[Dataset rows]
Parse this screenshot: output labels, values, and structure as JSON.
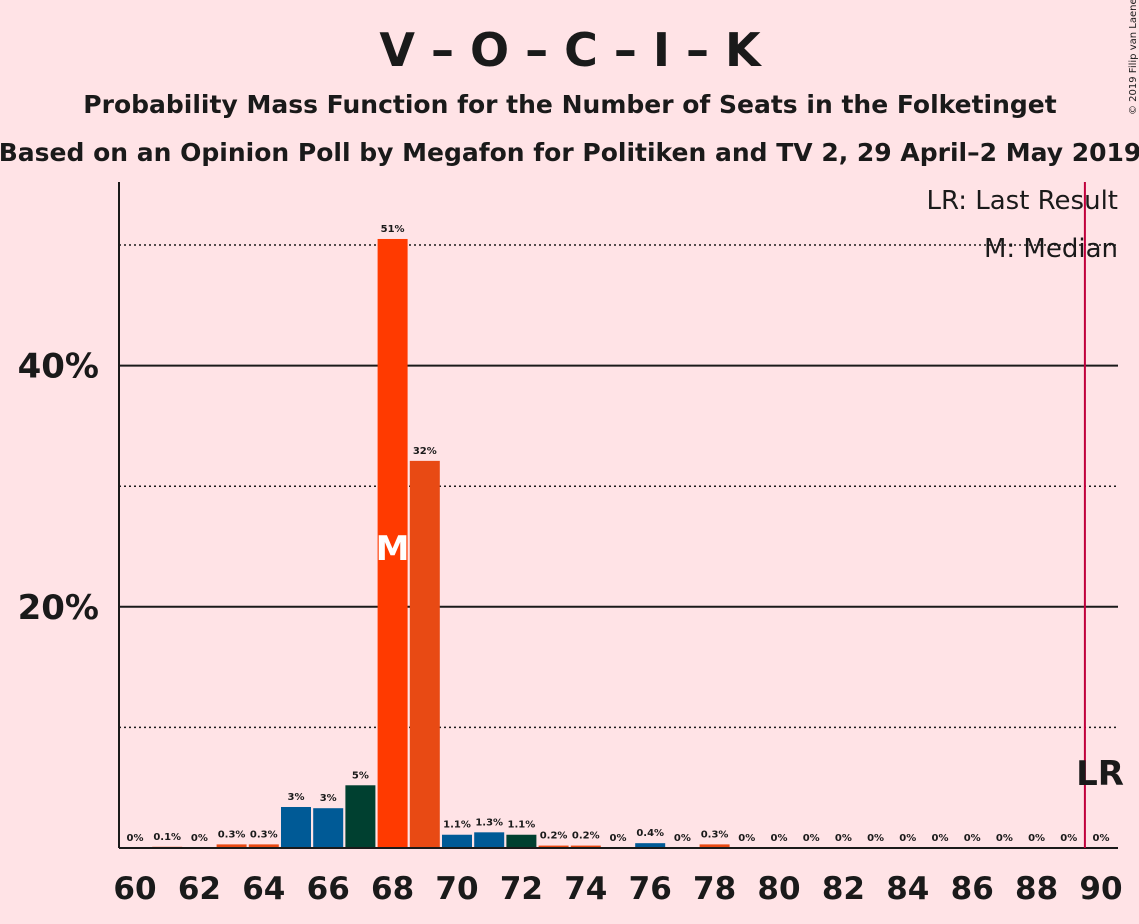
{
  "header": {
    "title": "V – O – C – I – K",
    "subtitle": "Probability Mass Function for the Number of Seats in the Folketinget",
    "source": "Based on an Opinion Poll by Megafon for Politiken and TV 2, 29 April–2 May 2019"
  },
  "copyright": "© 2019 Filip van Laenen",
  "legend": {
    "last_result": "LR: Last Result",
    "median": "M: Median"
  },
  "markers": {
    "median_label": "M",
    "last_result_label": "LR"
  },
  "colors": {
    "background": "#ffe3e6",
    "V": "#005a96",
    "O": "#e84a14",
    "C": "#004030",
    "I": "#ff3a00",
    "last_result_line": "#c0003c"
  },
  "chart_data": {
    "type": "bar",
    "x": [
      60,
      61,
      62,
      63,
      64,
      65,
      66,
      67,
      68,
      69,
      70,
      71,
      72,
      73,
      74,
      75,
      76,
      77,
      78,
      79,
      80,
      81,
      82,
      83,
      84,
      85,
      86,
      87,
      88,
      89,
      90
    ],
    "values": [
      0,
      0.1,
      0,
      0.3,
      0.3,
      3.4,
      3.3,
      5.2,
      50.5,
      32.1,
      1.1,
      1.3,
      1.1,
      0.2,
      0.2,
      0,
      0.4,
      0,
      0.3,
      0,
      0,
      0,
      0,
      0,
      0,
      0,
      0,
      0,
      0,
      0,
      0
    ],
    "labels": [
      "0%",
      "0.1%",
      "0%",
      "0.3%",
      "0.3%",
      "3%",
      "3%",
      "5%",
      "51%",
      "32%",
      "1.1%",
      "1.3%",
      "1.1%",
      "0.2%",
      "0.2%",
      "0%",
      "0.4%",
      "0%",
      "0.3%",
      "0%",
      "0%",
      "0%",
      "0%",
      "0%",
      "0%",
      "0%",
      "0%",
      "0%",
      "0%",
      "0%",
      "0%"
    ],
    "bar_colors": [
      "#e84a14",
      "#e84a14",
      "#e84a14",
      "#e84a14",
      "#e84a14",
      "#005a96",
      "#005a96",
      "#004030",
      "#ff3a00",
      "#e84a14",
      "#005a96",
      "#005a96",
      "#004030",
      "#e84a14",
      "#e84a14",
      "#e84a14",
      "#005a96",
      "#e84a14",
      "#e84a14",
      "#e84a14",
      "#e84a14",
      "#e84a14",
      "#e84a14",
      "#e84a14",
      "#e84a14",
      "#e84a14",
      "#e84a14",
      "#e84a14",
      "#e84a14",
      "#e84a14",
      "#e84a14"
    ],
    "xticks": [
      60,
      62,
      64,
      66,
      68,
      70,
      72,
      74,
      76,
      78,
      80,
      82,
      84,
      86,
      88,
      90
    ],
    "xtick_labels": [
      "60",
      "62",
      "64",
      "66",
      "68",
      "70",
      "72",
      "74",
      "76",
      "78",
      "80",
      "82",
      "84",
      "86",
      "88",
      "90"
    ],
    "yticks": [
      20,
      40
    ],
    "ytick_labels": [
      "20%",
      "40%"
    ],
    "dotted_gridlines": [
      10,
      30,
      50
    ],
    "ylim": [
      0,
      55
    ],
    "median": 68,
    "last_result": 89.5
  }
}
---
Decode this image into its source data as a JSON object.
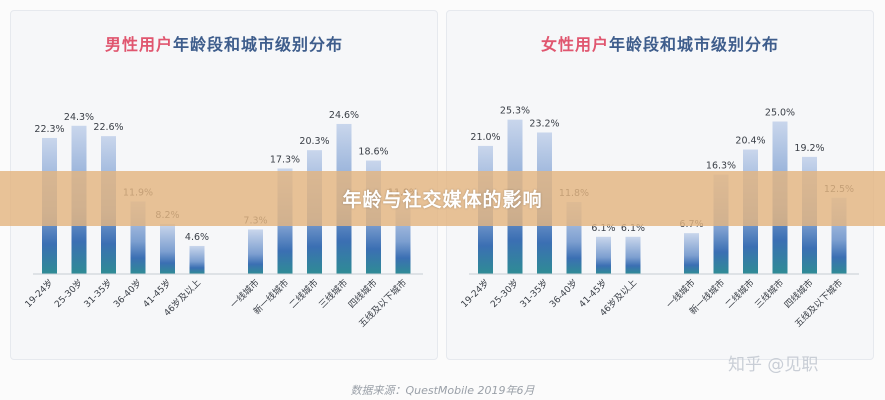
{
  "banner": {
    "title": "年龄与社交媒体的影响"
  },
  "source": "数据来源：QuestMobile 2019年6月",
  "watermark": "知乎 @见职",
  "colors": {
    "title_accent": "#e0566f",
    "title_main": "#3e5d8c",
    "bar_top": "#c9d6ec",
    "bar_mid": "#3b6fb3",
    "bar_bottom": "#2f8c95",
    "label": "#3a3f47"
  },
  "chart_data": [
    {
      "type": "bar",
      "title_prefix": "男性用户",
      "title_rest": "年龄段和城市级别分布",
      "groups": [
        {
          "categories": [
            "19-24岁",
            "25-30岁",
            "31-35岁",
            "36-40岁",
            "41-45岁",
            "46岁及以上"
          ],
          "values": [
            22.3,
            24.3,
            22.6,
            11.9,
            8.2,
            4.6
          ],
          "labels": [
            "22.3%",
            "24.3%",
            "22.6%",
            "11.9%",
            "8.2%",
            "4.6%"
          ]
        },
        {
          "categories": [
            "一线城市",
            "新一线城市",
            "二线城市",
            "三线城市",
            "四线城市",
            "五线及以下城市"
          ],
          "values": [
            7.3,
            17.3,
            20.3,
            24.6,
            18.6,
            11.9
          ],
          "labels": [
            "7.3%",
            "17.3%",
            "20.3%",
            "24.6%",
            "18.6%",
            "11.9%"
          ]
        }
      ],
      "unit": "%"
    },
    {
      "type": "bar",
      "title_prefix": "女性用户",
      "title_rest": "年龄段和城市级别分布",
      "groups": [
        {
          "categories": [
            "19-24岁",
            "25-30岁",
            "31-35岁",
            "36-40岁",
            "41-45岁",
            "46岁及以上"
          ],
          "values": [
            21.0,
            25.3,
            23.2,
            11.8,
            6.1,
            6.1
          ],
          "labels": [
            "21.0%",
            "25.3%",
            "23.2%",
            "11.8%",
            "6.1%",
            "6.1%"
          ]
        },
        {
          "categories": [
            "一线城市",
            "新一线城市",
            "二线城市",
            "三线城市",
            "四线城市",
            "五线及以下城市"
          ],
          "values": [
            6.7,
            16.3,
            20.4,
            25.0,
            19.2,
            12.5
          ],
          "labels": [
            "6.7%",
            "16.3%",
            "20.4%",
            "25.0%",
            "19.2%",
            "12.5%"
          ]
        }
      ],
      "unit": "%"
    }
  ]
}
--
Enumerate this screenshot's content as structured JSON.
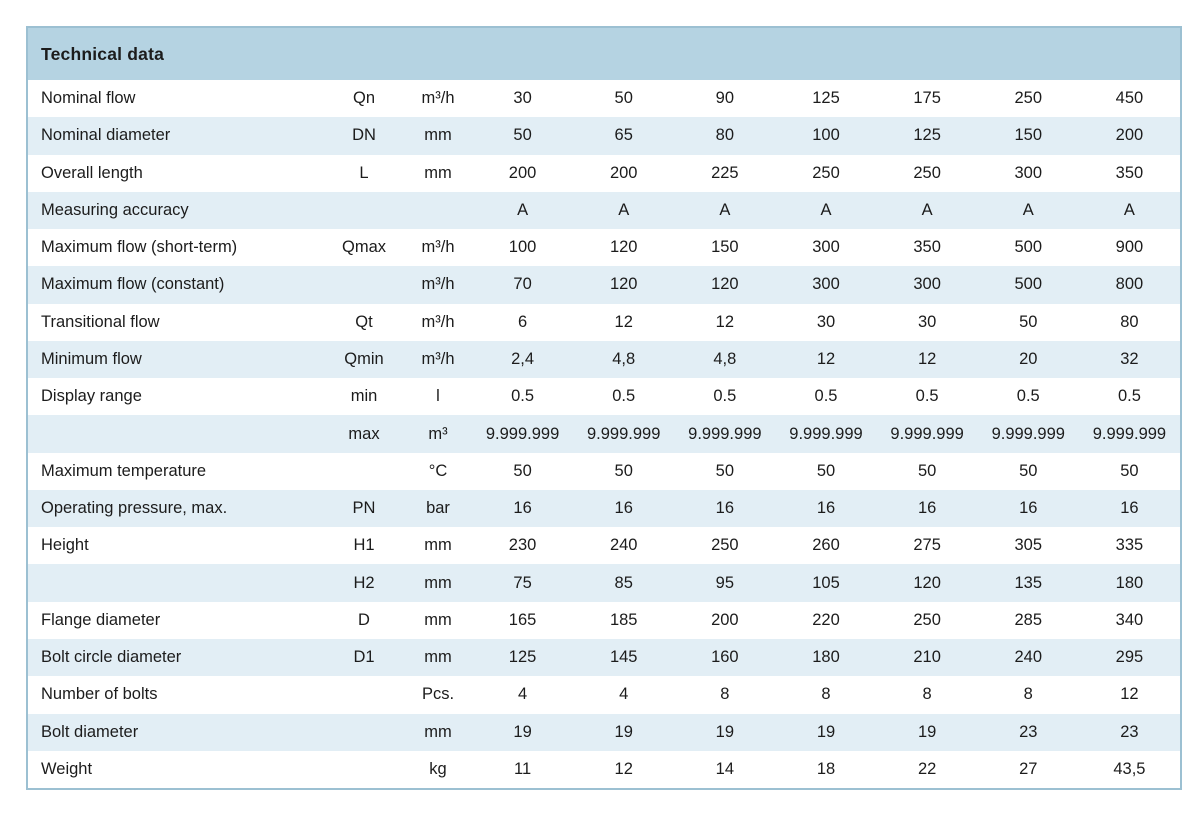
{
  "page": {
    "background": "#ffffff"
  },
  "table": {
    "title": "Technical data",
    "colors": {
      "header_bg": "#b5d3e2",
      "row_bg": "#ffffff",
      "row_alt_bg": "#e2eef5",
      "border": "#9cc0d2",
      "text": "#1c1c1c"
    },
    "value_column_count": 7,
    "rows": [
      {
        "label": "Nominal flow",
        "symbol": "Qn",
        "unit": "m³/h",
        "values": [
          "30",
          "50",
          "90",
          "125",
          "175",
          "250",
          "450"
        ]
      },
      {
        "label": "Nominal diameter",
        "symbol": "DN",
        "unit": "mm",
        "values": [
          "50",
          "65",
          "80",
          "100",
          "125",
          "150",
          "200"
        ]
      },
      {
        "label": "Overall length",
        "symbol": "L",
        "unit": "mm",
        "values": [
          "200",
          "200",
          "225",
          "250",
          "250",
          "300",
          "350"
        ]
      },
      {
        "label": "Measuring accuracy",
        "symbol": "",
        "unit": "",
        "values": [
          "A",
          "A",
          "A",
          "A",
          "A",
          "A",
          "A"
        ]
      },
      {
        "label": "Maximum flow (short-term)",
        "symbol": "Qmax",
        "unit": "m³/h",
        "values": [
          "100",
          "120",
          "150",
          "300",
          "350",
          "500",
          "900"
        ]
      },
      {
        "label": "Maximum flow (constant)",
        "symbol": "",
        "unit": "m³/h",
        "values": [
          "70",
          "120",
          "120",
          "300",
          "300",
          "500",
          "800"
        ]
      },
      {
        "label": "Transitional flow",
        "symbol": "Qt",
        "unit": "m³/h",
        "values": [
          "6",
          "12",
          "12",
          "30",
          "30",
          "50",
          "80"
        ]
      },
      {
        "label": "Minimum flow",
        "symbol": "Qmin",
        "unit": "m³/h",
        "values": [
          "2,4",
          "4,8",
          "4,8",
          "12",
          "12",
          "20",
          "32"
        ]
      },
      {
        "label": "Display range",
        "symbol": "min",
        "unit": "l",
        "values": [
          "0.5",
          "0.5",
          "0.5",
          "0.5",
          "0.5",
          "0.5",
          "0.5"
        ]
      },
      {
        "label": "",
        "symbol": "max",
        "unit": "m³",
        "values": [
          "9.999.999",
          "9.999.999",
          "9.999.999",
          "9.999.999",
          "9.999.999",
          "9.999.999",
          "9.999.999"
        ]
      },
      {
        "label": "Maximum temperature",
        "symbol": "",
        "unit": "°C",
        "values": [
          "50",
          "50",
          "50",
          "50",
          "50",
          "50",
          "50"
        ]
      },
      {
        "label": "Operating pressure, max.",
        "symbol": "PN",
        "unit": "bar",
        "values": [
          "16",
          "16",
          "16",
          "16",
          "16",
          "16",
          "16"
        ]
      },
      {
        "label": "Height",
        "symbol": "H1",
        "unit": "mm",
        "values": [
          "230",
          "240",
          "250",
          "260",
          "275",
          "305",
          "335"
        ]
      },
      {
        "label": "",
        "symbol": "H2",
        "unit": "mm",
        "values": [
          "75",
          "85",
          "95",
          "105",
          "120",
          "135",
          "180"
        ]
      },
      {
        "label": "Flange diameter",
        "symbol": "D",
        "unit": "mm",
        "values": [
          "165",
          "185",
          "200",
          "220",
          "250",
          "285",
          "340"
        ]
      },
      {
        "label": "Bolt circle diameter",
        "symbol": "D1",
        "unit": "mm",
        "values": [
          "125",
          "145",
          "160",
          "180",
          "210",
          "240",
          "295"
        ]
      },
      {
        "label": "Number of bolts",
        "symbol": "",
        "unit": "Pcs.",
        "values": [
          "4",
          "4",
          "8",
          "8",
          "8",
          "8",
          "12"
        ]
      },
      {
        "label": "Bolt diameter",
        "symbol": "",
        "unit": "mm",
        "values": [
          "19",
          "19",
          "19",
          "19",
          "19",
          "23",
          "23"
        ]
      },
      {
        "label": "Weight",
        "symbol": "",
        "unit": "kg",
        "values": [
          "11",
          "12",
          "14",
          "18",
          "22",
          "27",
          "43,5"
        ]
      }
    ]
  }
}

◆ **Set exercise**
Answer with one number: how many lines of the entries above include the word "background".

◆ **Reply**
2